▸ RECORDS FOR THIS TASK:
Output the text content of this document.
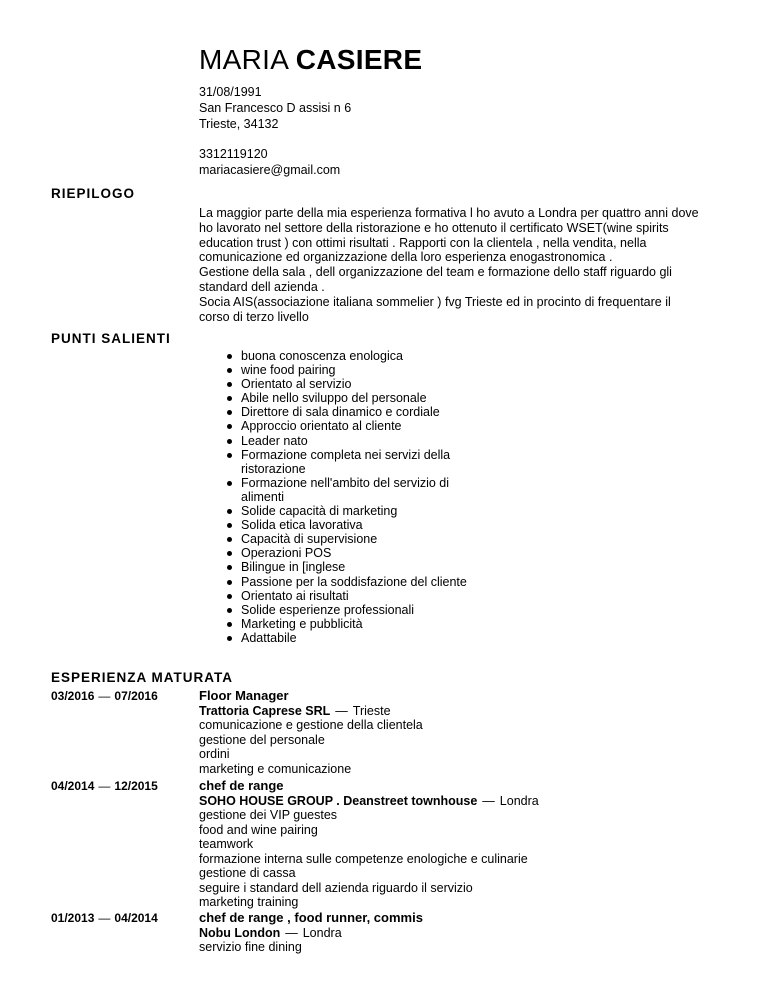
MARIA CASIERE
31/08/1991
San Francesco D assisi n 6
Trieste, 34132
3312119120
mariacasiere@gmail.com
RIEPILOGO

La maggior parte della mia esperienza formativa l ho avuto a Londra per quattro anni dove

ho lavorato nel settore della ristorazione e ho ottenuto il certificato WSET(wine spirits

education trust ) con ottimi risultati . Rapporti con la clientela , nella vendita, nella

comunicazione ed organizzazione della loro esperienza enogastronomica .

Gestione della sala , dell organizzazione del team e formazione dello staff riguardo gli

standard dell azienda .

Socia AIS(associazione italiana sommelier ) fvg Trieste ed in procinto di frequentare il

corso di terzo livello

PUNTI SALIENTI
buona conoscenza enologica
wine food pairing
Orientato al servizio
Abile nello sviluppo del personale
Direttore di sala dinamico e cordiale
Approccio orientato al cliente
Leader nato
Formazione completa nei servizi della ristorazione
Formazione nell'ambito del servizio di alimenti
Solide capacità di marketing
Solida etica lavorativa
Capacità di supervisione
Operazioni POS
Bilingue in [inglese
Passione per la soddisfazione del cliente
Orientato ai risultati
Solide esperienze professionali
Marketing e pubblicità
Adattabile
ESPERIENZA MATURATA
03/2016 — 07/2016	Floor Manager
Trattoria Caprese SRL — Trieste
comunicazione e gestione della clientela
gestione del personale
ordini
marketing e comunicazione
04/2014 — 12/2015	chef de range
SOHO HOUSE GROUP . Deanstreet townhouse — Londra
gestione dei VIP guestes
food and wine pairing
teamwork
formazione interna sulle competenze enologiche e culinarie
gestione di cassa
seguire i standard dell azienda riguardo il servizio
marketing training
01/2013 — 04/2014	chef de range , food runner, commis
Nobu London — Londra
servizio fine dining
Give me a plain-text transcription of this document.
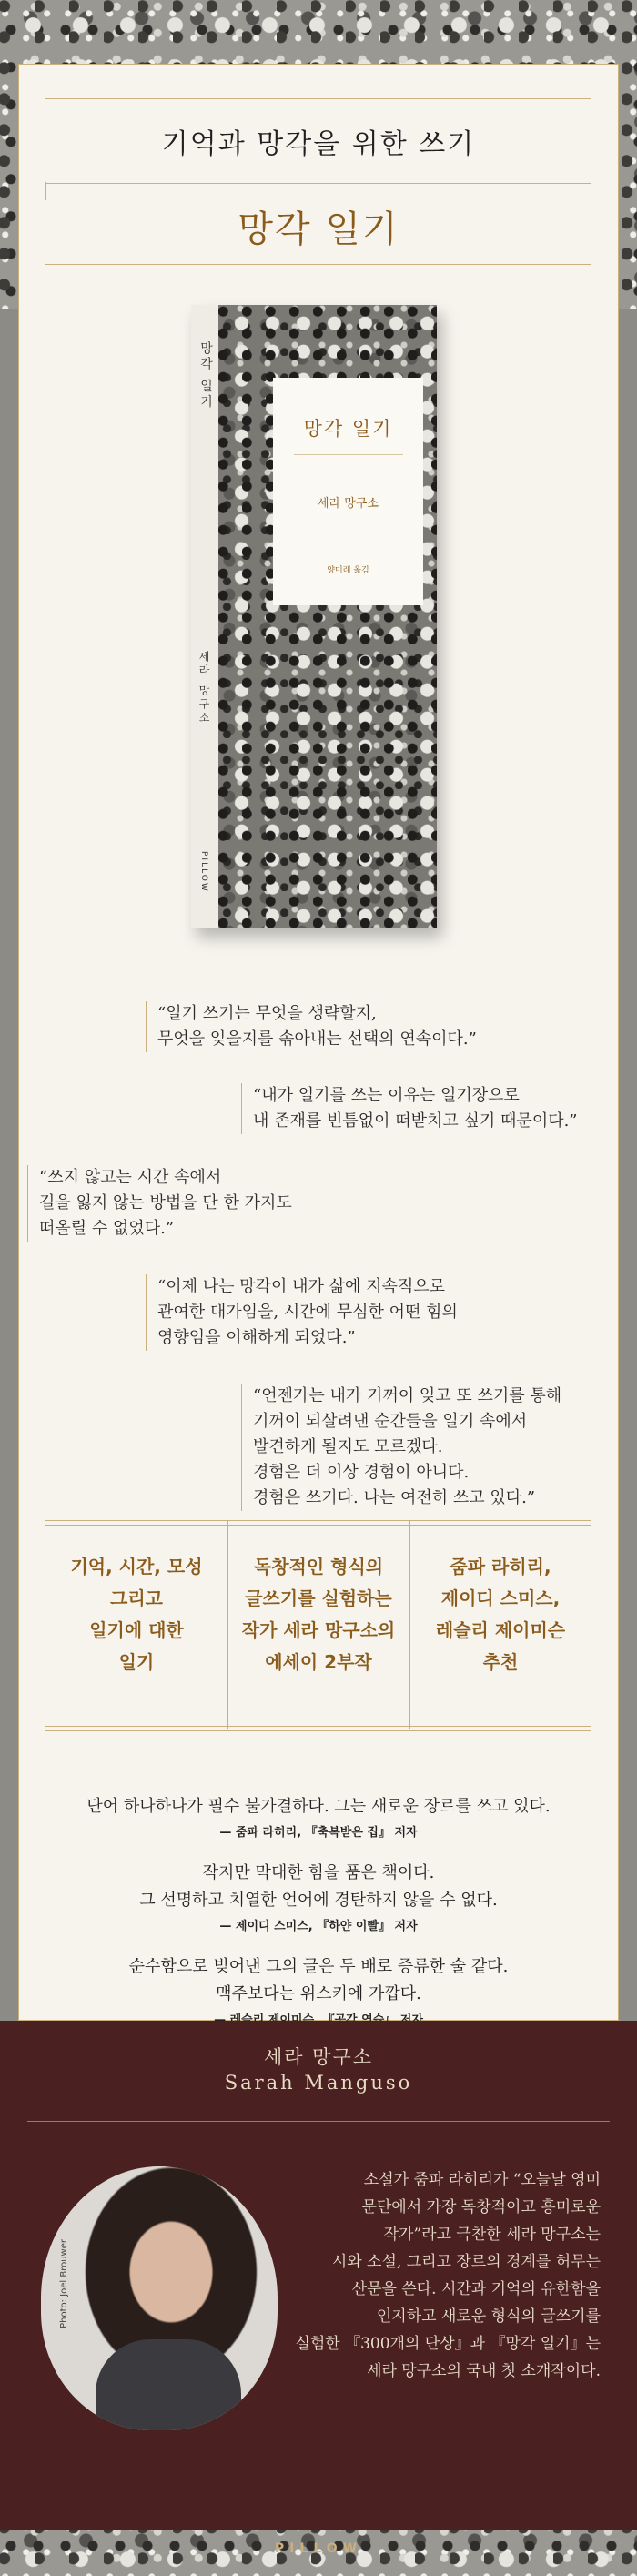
기억과 망각을 위한 쓰기
망각 일기
망각 일기
세라 망구소
PILLOW
망각 일기
세라 망구소
양미래 옮김
“일기 쓰기는 무엇을 생략할지,
무엇을 잊을지를 솎아내는 선택의 연속이다.”
“내가 일기를 쓰는 이유는 일기장으로
내 존재를 빈틈없이 떠받치고 싶기 때문이다.”
“쓰지 않고는 시간 속에서
길을 잃지 않는 방법을 단 한 가지도
떠올릴 수 없었다.”
“이제 나는 망각이 내가 삶에 지속적으로
관여한 대가임을, 시간에 무심한 어떤 힘의
영향임을 이해하게 되었다.”
“언젠가는 내가 기꺼이 잊고 또 쓰기를 통해
기꺼이 되살려낸 순간들을 일기 속에서
발견하게 될지도 모르겠다.
경험은 더 이상 경험이 아니다.
경험은 쓰기다. 나는 여전히 쓰고 있다.”
기억, 시간, 모성
그리고
일기에 대한
일기
독창적인 형식의
글쓰기를 실험하는
작가 세라 망구소의
에세이 2부작
줌파 라히리,
제이디 스미스,
레슬리 제이미슨
추천
단어 하나하나가 필수 불가결하다. 그는 새로운 장르를 쓰고 있다.
— 줌파 라히리, 『축복받은 집』 저자
작지만 막대한 힘을 품은 책이다.
그 선명하고 치열한 언어에 경탄하지 않을 수 없다.
— 제이디 스미스, 『하얀 이빨』 저자
순수함으로 빚어낸 그의 글은 두 배로 증류한 술 같다.
맥주보다는 위스키에 가깝다.
세라 망구소
Sarah Manguso
Photo: Joel Brouwer
소설가 줌파 라히리가 “오늘날 영미
문단에서 가장 독창적이고 흥미로운
작가”라고 극찬한 세라 망구소는
시와 소설, 그리고 장르의 경계를 허무는
산문을 쓴다. 시간과 기억의 유한함을
인지하고 새로운 형식의 글쓰기를
실험한 『300개의 단상』과 『망각 일기』는
세라 망구소의 국내 첫 소개작이다.
PILLOW
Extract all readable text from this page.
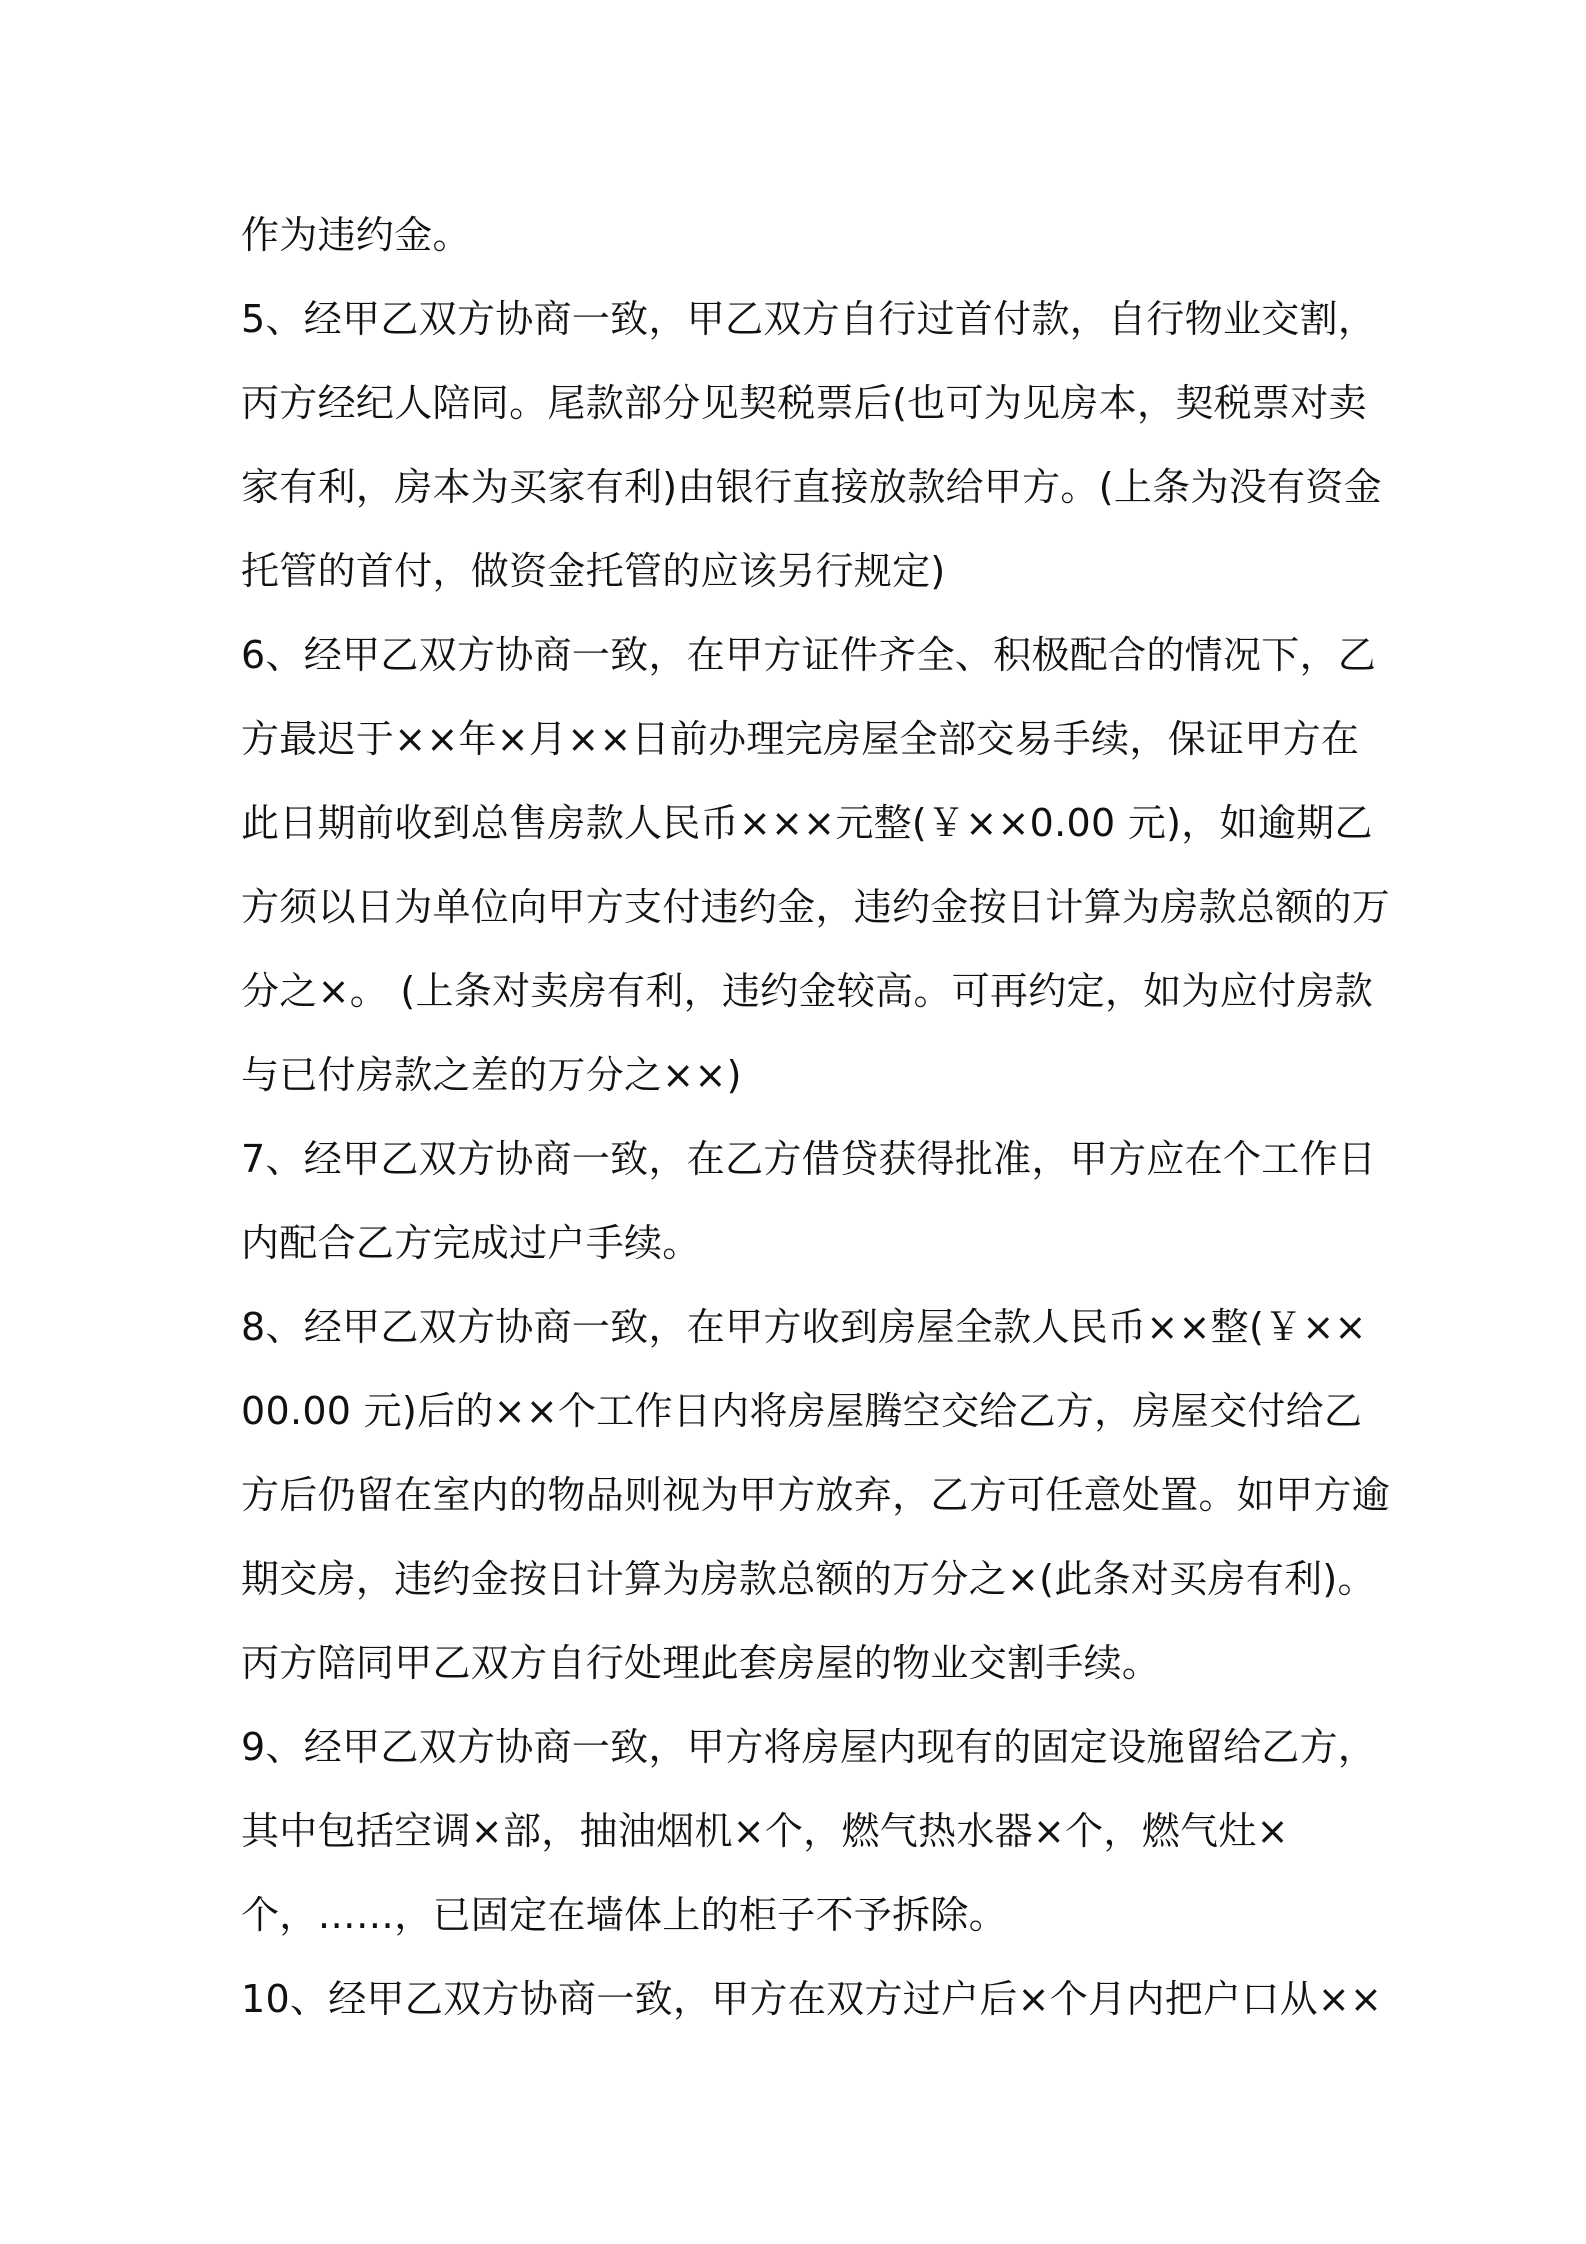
作为违约金。
5、经甲乙双方协商一致，甲乙双方自行过首付款，自行物业交割，
丙方经纪人陪同。尾款部分见契税票后(也可为见房本，契税票对卖
家有利，房本为买家有利)由银行直接放款给甲方。(上条为没有资金
托管的首付，做资金托管的应该另行规定)
6、经甲乙双方协商一致，在甲方证件齐全、积极配合的情况下，乙
方最迟于××年×月××日前办理完房屋全部交易手续，保证甲方在
此日期前收到总售房款人民币×××元整(￥××0.00 元)，如逾期乙
方须以日为单位向甲方支付违约金，违约金按日计算为房款总额的万
分之×。 (上条对卖房有利，违约金较高。可再约定，如为应付房款
与已付房款之差的万分之××)
7、经甲乙双方协商一致，在乙方借贷获得批准，甲方应在个工作日
内配合乙方完成过户手续。
8、经甲乙双方协商一致，在甲方收到房屋全款人民币××整(￥××
00.00 元)后的××个工作日内将房屋腾空交给乙方，房屋交付给乙
方后仍留在室内的物品则视为甲方放弃，乙方可任意处置。如甲方逾
期交房，违约金按日计算为房款总额的万分之×(此条对买房有利)。
丙方陪同甲乙双方自行处理此套房屋的物业交割手续。
9、经甲乙双方协商一致，甲方将房屋内现有的固定设施留给乙方，
其中包括空调×部，抽油烟机×个，燃气热水器×个，燃气灶×
个，……，已固定在墙体上的柜子不予拆除。
10、经甲乙双方协商一致，甲方在双方过户后×个月内把户口从××
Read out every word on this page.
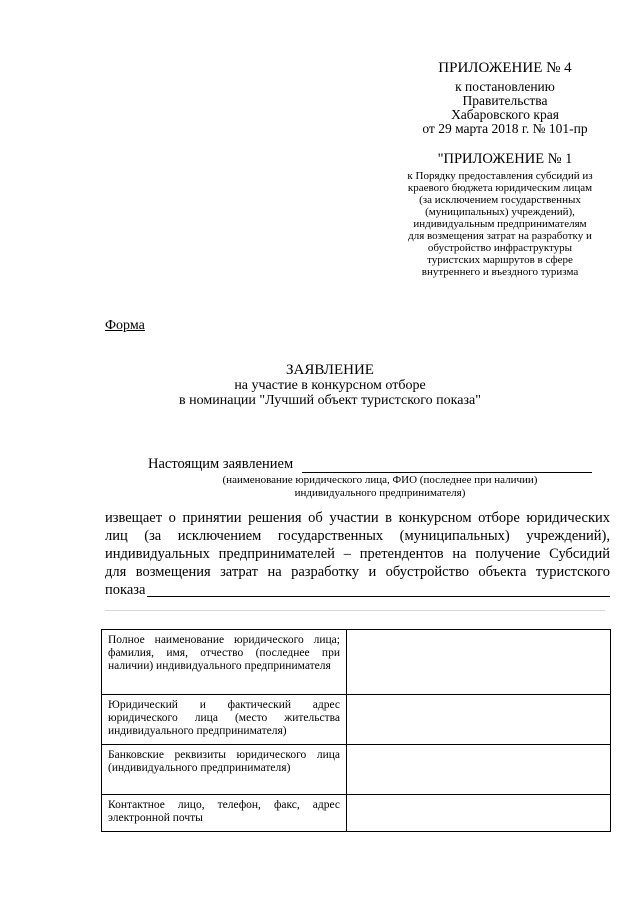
ПРИЛОЖЕНИЕ № 4
к постановлению
Правительства
Хабаровского края
от 29 марта 2018 г. № 101-пр
"ПРИЛОЖЕНИЕ № 1
к Порядку предоставления субсидий из
краевого бюджета юридическим лицам
(за исключением государственных
(муниципальных) учреждений),
индивидуальным предпринимателям
для возмещения затрат на разработку и
обустройство инфраструктуры
туристских маршрутов в сфере
внутреннего и въездного туризма
Форма
ЗАЯВЛЕНИЕ
на участие в конкурсном отборе
в номинации "Лучший объект туристского показа"
Настоящим заявлением
(наименование юридического лица, ФИО (последнее при наличии)
индивидуального предпринимателя)
извещает о принятии решения об участии в конкурсном отборе юридических
лиц (за исключением государственных (муниципальных) учреждений),
индивидуальных предпринимателей – претендентов на получение Субсидий
для возмещения затрат на разработку и обустройство объекта туристского
показа
Полное наименование юридического лица; фамилия, имя, отчество (последнее при наличии) индивидуального предпринимателя	
Юридический и фактический адрес юридического лица (место жительства индивидуального предпринимателя)	
Банковские реквизиты юридического лица (индивидуального предпринимателя)	
Контактное лицо, телефон, факс, адрес электронной почты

▸ GOAL:
Check each line of the records for "page" and copy the ones that contain it.

▸ WRITTEN ANSWER:
Extract all readable text from this page.
Read out every word on this page.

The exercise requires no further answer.